# Task requirements:
Go through the material below and report how many lines contain "horizontal". Give only the number.

# Entries shown:
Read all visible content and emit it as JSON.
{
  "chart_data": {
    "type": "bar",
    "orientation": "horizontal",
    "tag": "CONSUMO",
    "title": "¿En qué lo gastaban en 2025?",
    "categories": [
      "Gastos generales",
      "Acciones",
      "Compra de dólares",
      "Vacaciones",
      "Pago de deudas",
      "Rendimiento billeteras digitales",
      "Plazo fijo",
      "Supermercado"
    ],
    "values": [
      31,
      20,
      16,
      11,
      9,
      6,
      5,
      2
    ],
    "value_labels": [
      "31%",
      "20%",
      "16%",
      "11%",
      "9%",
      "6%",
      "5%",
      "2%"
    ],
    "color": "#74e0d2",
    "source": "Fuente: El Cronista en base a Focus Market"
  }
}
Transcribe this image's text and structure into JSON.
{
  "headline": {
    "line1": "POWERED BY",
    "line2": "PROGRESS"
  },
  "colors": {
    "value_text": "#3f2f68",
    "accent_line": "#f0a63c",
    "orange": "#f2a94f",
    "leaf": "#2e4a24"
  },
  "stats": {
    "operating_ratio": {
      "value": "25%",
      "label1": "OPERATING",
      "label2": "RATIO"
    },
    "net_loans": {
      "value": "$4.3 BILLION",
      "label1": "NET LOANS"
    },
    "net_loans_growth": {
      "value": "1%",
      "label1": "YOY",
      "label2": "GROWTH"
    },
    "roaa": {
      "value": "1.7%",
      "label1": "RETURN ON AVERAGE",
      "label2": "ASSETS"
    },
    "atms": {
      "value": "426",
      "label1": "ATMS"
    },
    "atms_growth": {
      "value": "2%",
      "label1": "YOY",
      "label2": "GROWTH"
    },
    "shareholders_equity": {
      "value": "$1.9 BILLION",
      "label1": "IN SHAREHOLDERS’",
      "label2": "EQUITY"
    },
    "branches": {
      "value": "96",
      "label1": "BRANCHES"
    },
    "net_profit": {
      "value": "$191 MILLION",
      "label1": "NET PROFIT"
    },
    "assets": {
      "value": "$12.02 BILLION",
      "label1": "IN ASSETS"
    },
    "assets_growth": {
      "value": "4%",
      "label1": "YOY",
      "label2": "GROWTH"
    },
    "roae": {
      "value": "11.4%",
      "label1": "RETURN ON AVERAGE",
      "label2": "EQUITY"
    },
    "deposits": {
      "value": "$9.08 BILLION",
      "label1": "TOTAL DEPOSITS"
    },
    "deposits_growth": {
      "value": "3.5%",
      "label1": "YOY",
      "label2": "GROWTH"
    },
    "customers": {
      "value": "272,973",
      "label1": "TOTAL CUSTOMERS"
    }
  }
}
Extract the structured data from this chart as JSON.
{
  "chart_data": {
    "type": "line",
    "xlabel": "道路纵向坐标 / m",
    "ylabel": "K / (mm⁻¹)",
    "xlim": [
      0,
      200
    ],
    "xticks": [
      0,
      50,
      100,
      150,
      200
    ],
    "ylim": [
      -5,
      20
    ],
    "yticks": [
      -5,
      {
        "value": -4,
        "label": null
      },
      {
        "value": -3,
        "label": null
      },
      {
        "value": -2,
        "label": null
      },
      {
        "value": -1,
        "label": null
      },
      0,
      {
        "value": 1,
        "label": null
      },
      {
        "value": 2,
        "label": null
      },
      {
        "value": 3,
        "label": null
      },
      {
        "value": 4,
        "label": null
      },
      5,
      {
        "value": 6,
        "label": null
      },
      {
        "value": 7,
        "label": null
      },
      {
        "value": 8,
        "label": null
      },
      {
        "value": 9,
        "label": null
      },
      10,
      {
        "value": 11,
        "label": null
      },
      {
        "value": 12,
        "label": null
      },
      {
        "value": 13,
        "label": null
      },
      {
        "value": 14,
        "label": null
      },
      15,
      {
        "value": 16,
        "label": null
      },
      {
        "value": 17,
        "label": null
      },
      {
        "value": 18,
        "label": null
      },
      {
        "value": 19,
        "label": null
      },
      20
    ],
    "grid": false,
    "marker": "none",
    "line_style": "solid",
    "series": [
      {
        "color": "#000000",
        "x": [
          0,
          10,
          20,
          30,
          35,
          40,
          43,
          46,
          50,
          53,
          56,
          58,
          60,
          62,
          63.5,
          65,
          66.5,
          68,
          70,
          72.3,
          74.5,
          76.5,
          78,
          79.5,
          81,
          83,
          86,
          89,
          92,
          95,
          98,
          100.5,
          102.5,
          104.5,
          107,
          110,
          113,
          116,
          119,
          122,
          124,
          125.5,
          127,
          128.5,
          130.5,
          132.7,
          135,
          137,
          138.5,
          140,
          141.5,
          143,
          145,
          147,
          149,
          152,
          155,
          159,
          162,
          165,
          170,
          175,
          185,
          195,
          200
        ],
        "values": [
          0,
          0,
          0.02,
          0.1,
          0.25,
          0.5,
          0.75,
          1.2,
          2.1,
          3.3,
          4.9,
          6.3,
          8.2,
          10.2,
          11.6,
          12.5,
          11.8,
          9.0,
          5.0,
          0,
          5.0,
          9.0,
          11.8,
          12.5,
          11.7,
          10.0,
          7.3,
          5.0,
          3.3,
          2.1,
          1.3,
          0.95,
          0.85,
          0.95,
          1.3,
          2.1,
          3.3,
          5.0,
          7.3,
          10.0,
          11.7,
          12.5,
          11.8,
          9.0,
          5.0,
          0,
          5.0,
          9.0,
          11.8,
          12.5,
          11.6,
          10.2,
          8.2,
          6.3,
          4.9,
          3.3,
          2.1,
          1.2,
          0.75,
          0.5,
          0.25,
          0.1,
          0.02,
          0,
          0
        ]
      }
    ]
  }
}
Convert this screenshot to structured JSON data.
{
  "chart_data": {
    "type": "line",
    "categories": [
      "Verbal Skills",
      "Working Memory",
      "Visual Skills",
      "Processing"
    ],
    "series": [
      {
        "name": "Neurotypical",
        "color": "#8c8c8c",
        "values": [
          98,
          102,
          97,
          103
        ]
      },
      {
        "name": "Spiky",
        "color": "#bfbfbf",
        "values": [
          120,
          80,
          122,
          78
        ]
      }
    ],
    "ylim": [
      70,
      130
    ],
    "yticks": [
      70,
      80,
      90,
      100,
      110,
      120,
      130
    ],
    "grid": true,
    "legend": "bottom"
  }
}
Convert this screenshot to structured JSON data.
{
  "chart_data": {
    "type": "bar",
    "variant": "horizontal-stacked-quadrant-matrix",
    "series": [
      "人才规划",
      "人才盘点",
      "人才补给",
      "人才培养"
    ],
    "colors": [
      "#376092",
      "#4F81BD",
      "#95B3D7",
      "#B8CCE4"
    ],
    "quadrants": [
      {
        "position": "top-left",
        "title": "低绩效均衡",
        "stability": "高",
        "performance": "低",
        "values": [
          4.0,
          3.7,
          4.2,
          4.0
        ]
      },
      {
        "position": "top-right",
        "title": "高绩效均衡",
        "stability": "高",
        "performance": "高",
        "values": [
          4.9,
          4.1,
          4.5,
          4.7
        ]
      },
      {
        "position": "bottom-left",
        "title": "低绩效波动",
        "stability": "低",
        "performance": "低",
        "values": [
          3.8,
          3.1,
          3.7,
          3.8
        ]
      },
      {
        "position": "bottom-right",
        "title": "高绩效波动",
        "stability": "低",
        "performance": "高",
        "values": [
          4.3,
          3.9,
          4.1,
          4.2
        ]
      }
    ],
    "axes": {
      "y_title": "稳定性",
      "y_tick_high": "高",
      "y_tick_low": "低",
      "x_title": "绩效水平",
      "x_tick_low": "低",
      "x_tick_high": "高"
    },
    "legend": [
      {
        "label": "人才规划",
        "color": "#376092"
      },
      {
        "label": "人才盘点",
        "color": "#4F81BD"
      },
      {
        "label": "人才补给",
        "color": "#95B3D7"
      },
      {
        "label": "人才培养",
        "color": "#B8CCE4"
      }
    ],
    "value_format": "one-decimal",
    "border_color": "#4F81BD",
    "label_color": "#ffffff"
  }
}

# The solution:
2